In the material below, find each line holding the string "load" and copy it.

--- Start STORED RECORDS ---

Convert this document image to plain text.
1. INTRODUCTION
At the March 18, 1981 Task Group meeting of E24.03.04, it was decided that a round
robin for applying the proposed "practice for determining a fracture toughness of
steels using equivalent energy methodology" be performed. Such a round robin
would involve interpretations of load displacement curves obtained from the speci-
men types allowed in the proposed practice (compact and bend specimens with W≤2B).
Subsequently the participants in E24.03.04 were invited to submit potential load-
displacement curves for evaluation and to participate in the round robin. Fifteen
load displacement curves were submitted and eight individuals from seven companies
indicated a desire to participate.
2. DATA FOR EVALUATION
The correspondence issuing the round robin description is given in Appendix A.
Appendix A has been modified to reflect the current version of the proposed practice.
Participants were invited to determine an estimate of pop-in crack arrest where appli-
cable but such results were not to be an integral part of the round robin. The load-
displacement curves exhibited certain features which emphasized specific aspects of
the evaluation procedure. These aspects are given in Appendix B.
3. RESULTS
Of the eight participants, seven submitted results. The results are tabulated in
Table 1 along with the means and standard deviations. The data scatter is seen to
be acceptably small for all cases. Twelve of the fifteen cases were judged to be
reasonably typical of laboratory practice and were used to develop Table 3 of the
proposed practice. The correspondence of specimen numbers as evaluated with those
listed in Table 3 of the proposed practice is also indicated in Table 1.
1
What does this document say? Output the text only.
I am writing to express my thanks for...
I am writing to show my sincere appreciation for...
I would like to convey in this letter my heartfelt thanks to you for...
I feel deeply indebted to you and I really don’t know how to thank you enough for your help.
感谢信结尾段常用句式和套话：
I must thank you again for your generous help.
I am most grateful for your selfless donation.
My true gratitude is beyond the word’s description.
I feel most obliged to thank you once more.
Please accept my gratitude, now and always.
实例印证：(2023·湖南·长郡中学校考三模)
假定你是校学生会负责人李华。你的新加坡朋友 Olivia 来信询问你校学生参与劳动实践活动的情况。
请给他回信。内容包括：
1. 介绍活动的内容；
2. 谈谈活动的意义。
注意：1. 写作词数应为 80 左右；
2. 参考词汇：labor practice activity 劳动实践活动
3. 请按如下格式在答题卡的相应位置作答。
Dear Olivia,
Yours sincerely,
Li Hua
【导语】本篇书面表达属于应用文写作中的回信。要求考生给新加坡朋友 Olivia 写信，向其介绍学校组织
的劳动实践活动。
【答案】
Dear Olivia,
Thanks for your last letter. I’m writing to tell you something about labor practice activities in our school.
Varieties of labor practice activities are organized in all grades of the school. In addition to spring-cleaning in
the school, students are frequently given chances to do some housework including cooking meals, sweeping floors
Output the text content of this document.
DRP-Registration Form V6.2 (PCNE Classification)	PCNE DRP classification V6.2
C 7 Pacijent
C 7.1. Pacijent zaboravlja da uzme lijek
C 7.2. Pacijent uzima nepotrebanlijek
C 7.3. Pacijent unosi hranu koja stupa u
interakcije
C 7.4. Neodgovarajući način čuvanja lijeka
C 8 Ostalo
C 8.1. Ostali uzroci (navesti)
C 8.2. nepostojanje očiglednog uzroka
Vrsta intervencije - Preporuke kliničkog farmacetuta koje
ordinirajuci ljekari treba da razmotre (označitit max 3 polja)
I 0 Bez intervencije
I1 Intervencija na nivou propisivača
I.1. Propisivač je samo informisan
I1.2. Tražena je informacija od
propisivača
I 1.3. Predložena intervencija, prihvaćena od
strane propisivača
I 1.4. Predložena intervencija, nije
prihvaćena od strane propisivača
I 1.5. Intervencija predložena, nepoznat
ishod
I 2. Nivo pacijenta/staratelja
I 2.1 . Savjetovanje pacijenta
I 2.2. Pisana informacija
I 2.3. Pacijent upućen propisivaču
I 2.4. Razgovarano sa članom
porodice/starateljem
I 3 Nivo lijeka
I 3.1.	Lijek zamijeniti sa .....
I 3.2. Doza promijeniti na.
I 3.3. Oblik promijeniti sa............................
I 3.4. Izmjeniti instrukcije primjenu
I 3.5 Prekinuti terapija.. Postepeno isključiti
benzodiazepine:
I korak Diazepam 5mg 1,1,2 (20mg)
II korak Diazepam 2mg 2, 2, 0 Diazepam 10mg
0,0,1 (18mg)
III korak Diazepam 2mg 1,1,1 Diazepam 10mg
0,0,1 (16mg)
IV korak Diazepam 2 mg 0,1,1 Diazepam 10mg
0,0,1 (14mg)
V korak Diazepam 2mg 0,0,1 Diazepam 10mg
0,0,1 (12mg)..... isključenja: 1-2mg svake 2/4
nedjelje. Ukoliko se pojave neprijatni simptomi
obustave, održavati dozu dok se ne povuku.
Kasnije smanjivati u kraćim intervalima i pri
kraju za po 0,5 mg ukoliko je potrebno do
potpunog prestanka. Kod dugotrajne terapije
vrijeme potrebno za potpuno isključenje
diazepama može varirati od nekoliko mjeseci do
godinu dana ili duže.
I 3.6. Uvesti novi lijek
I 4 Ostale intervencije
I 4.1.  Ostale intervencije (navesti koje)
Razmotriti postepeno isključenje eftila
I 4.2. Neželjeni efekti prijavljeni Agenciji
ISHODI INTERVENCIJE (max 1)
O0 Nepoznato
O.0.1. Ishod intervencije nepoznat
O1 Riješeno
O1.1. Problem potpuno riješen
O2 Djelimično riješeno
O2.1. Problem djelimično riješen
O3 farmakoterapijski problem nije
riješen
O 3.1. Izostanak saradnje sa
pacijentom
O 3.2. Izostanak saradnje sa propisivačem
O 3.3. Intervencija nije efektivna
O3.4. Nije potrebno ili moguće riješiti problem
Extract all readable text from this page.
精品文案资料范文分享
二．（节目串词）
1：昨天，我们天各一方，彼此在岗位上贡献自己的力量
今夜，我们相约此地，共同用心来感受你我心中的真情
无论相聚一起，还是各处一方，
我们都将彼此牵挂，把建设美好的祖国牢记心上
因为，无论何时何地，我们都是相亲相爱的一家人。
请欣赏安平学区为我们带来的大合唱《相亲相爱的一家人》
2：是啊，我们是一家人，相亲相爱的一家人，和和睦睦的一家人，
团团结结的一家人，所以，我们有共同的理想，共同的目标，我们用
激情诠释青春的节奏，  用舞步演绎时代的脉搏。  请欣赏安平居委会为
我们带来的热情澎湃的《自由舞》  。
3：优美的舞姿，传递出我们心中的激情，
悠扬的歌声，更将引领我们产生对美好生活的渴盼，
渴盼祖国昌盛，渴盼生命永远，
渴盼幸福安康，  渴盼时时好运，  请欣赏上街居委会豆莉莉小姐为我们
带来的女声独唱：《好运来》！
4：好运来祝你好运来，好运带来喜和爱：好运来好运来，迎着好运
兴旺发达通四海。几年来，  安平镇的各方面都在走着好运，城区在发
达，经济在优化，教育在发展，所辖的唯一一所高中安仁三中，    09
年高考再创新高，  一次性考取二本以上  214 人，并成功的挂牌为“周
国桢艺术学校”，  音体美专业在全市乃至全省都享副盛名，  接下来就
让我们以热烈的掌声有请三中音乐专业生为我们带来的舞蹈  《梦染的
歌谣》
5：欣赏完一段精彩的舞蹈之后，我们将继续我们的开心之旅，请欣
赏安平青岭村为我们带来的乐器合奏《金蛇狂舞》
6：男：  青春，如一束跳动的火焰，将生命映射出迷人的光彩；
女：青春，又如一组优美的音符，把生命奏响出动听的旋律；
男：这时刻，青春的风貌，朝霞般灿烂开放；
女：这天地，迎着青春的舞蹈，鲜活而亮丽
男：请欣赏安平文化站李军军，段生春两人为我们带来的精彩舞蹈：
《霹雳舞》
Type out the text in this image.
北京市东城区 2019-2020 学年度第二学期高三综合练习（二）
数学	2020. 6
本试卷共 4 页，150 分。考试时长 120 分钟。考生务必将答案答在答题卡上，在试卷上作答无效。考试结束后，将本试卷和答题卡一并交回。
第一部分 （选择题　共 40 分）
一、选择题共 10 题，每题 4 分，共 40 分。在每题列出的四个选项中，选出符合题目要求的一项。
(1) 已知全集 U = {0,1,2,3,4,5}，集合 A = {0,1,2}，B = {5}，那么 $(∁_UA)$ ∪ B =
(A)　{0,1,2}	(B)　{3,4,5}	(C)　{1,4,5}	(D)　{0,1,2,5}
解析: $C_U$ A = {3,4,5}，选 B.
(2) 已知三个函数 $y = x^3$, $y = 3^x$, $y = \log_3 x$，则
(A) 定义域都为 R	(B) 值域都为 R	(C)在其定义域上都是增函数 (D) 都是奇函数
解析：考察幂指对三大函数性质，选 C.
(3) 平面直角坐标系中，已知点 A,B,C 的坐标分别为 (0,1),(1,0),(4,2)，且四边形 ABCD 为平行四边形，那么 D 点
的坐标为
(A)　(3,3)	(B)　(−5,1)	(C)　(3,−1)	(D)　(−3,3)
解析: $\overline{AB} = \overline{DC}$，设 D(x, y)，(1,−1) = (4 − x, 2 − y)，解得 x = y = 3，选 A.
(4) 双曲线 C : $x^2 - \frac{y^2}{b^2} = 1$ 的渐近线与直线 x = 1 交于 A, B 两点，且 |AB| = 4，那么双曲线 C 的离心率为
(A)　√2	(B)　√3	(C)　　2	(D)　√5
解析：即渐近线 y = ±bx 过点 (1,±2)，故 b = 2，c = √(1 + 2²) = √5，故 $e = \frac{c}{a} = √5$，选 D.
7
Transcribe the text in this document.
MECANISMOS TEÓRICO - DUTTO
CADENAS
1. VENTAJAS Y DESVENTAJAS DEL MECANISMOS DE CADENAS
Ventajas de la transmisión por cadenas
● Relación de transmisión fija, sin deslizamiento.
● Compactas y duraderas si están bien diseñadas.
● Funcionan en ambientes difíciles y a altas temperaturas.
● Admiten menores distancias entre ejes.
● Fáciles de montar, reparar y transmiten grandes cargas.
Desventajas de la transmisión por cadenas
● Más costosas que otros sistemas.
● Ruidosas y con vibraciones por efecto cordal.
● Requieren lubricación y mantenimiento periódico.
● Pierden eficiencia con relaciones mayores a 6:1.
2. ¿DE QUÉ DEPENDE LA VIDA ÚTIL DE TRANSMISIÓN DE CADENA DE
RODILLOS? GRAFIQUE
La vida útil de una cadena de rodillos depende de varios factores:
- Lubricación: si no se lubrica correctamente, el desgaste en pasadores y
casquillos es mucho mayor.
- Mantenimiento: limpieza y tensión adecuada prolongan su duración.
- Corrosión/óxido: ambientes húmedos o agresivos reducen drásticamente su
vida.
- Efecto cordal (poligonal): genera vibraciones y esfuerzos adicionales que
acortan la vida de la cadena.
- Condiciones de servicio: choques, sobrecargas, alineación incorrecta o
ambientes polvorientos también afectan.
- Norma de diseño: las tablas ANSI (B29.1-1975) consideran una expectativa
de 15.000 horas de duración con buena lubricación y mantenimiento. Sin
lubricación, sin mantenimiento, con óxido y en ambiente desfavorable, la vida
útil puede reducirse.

--- End STORED RECORDS ---

→ **TASK RESPONSE**:
would involve interpretations of load displacement curves obtained from the speci-
Subsequently the participants in E24.03.04 were invited to submit potential load-
load displacement curves were submitted and eight individuals from seven companies
cable but such results were not to be an integral part of the round robin. The load-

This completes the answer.